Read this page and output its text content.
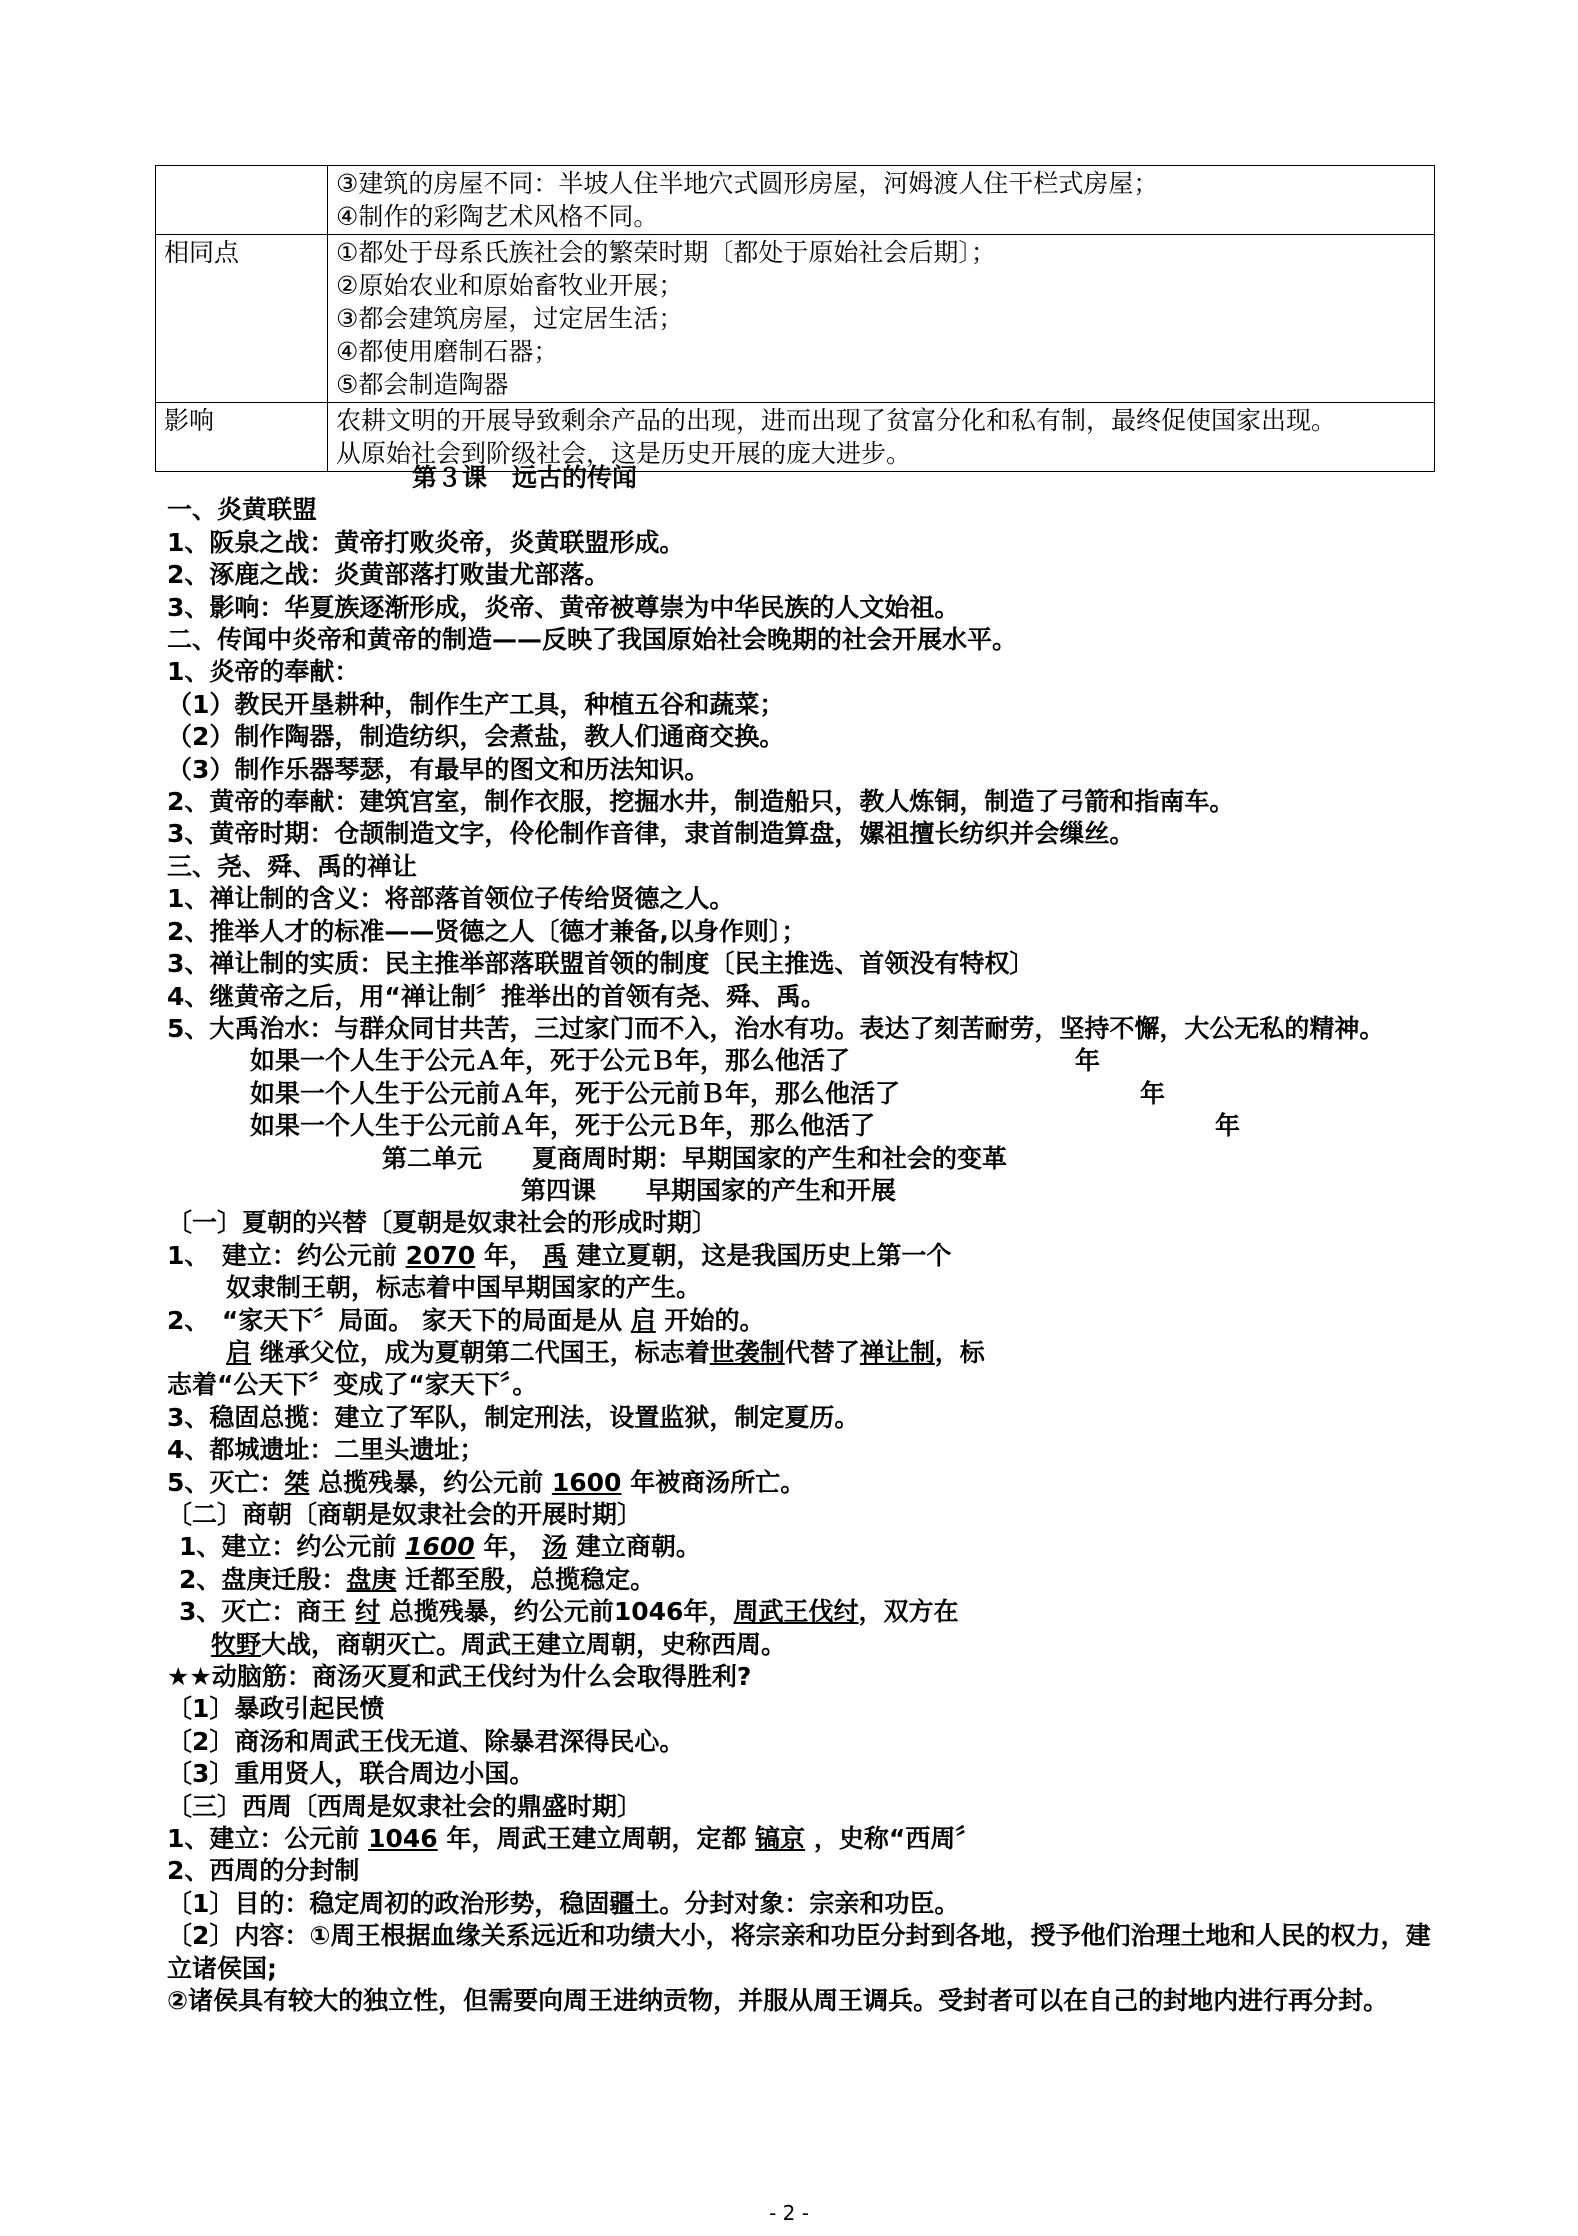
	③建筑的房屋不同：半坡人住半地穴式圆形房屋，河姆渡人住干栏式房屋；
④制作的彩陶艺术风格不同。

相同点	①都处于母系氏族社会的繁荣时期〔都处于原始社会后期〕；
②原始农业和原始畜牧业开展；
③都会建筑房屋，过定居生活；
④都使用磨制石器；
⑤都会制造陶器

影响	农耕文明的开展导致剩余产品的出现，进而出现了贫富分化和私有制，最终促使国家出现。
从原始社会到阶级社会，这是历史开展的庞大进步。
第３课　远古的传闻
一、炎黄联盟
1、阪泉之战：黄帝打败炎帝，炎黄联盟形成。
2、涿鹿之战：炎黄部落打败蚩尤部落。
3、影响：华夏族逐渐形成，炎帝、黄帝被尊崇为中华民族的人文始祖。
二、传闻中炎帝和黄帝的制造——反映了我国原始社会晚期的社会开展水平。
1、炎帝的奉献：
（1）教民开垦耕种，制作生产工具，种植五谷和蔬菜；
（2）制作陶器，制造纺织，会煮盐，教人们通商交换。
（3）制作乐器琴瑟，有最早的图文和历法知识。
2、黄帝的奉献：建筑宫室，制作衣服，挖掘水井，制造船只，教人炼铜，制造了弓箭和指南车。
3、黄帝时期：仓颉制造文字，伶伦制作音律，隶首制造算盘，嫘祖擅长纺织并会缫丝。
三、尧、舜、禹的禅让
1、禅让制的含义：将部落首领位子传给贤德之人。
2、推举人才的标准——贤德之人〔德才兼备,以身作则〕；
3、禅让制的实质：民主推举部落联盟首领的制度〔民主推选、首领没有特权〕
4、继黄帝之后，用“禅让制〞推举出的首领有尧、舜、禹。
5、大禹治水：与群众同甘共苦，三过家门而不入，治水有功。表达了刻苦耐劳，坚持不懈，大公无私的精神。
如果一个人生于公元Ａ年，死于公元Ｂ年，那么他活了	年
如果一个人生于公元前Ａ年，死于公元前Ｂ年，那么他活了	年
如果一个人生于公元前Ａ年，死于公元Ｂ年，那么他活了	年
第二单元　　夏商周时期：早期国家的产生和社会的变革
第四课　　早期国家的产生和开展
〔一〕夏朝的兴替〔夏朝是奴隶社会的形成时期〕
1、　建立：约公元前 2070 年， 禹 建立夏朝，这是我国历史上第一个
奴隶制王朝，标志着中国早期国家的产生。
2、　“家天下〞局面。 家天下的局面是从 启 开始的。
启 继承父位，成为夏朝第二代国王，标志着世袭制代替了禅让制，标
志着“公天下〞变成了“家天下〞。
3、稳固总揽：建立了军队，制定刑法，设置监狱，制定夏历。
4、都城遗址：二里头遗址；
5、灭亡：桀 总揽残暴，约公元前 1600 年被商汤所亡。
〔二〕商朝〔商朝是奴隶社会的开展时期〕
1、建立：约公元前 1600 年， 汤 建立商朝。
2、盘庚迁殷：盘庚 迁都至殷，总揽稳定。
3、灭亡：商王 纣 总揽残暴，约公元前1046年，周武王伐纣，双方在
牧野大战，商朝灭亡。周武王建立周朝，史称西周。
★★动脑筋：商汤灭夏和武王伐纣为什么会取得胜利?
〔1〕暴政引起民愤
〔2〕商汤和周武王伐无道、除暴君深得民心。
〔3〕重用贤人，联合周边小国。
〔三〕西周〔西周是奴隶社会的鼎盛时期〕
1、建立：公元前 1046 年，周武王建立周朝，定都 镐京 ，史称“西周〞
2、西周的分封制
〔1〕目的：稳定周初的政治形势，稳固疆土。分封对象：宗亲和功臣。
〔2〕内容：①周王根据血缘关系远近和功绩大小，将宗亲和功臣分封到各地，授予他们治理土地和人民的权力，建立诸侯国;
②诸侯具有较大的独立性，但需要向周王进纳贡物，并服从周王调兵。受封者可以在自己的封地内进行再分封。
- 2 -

SHORT EXERCISE: All of the lines above should be retyped precisely, apart from the pictures.

CORRECT RESULT:
Read this page and output its text content.
	③建筑的房屋不同：半坡人住半地穴式圆形房屋，河姆渡人住干栏式房屋；
④制作的彩陶艺术风格不同。

相同点	①都处于母系氏族社会的繁荣时期〔都处于原始社会后期〕；
②原始农业和原始畜牧业开展；
③都会建筑房屋，过定居生活；
④都使用磨制石器；
⑤都会制造陶器

影响	农耕文明的开展导致剩余产品的出现，进而出现了贫富分化和私有制，最终促使国家出现。
从原始社会到阶级社会，这是历史开展的庞大进步。
第３课　远古的传闻
一、炎黄联盟
1、阪泉之战：黄帝打败炎帝，炎黄联盟形成。
2、涿鹿之战：炎黄部落打败蚩尤部落。
3、影响：华夏族逐渐形成，炎帝、黄帝被尊崇为中华民族的人文始祖。
二、传闻中炎帝和黄帝的制造——反映了我国原始社会晚期的社会开展水平。
1、炎帝的奉献：
（1）教民开垦耕种，制作生产工具，种植五谷和蔬菜；
（2）制作陶器，制造纺织，会煮盐，教人们通商交换。
（3）制作乐器琴瑟，有最早的图文和历法知识。
2、黄帝的奉献：建筑宫室，制作衣服，挖掘水井，制造船只，教人炼铜，制造了弓箭和指南车。
3、黄帝时期：仓颉制造文字，伶伦制作音律，隶首制造算盘，嫘祖擅长纺织并会缫丝。
三、尧、舜、禹的禅让
1、禅让制的含义：将部落首领位子传给贤德之人。
2、推举人才的标准——贤德之人〔德才兼备,以身作则〕；
3、禅让制的实质：民主推举部落联盟首领的制度〔民主推选、首领没有特权〕
4、继黄帝之后，用“禅让制〞推举出的首领有尧、舜、禹。
5、大禹治水：与群众同甘共苦，三过家门而不入，治水有功。表达了刻苦耐劳，坚持不懈，大公无私的精神。
如果一个人生于公元Ａ年，死于公元Ｂ年，那么他活了	年
如果一个人生于公元前Ａ年，死于公元前Ｂ年，那么他活了	年
如果一个人生于公元前Ａ年，死于公元Ｂ年，那么他活了	年
第二单元　　夏商周时期：早期国家的产生和社会的变革
第四课　　早期国家的产生和开展
〔一〕夏朝的兴替〔夏朝是奴隶社会的形成时期〕
1、　建立：约公元前 2070 年， 禹 建立夏朝，这是我国历史上第一个
奴隶制王朝，标志着中国早期国家的产生。
2、　“家天下〞局面。 家天下的局面是从 启 开始的。
启 继承父位，成为夏朝第二代国王，标志着世袭制代替了禅让制，标
志着“公天下〞变成了“家天下〞。
3、稳固总揽：建立了军队，制定刑法，设置监狱，制定夏历。
4、都城遗址：二里头遗址；
5、灭亡：桀 总揽残暴，约公元前 1600 年被商汤所亡。
〔二〕商朝〔商朝是奴隶社会的开展时期〕
1、建立：约公元前 1600 年， 汤 建立商朝。
2、盘庚迁殷：盘庚 迁都至殷，总揽稳定。
3、灭亡：商王 纣 总揽残暴，约公元前1046年，周武王伐纣，双方在
牧野大战，商朝灭亡。周武王建立周朝，史称西周。
★★动脑筋：商汤灭夏和武王伐纣为什么会取得胜利?
〔1〕暴政引起民愤
〔2〕商汤和周武王伐无道、除暴君深得民心。
〔3〕重用贤人，联合周边小国。
〔三〕西周〔西周是奴隶社会的鼎盛时期〕
1、建立：公元前 1046 年，周武王建立周朝，定都 镐京 ，史称“西周〞
2、西周的分封制
〔1〕目的：稳定周初的政治形势，稳固疆土。分封对象：宗亲和功臣。
〔2〕内容：①周王根据血缘关系远近和功绩大小，将宗亲和功臣分封到各地，授予他们治理土地和人民的权力，建立诸侯国;
②诸侯具有较大的独立性，但需要向周王进纳贡物，并服从周王调兵。受封者可以在自己的封地内进行再分封。
- 2 -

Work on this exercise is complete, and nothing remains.